Short exercise – Check each line of the listing, and copy it if it contains the word "name".

Dataset records –
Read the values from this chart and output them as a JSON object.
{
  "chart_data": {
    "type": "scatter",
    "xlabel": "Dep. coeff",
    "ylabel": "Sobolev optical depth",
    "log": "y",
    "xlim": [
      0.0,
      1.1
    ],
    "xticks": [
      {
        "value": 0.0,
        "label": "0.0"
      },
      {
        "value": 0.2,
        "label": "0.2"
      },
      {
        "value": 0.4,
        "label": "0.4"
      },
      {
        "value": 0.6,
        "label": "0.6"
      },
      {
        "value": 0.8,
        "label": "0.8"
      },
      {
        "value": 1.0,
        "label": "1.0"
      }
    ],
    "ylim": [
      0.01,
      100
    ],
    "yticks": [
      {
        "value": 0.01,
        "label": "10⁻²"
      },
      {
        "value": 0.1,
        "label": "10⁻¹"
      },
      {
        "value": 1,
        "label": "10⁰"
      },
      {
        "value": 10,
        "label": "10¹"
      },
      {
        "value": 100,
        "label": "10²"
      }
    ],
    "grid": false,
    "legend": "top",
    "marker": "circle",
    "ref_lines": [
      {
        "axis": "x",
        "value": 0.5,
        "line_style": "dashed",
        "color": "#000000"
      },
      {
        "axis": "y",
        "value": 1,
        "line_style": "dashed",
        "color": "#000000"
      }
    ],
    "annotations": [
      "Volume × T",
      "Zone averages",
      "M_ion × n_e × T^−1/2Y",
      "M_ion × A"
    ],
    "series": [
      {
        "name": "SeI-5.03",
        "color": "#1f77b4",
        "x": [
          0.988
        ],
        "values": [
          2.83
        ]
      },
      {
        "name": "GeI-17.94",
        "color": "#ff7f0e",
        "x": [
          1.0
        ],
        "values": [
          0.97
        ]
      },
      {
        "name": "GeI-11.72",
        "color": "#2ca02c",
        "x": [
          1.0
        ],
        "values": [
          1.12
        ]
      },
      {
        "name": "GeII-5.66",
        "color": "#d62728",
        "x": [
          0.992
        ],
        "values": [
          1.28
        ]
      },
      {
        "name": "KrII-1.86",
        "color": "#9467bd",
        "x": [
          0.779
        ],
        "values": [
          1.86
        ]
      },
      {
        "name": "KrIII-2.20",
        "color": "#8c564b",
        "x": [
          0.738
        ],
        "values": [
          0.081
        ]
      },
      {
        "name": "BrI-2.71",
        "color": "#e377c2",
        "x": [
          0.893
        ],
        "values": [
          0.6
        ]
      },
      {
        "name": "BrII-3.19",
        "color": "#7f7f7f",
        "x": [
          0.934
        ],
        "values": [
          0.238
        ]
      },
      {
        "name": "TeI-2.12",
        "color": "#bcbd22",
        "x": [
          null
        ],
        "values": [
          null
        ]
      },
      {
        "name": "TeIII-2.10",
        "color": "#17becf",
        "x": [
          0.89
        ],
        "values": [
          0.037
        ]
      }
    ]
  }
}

Result –
        "name": "SeI-5.03",
        "name": "GeI-17.94",
        "name": "GeI-11.72",
        "name": "GeII-5.66",
        "name": "KrII-1.86",
        "name": "KrIII-2.20",
        "name": "BrI-2.71",
        "name": "BrII-3.19",
        "name": "TeI-2.12",
        "name": "TeIII-2.10",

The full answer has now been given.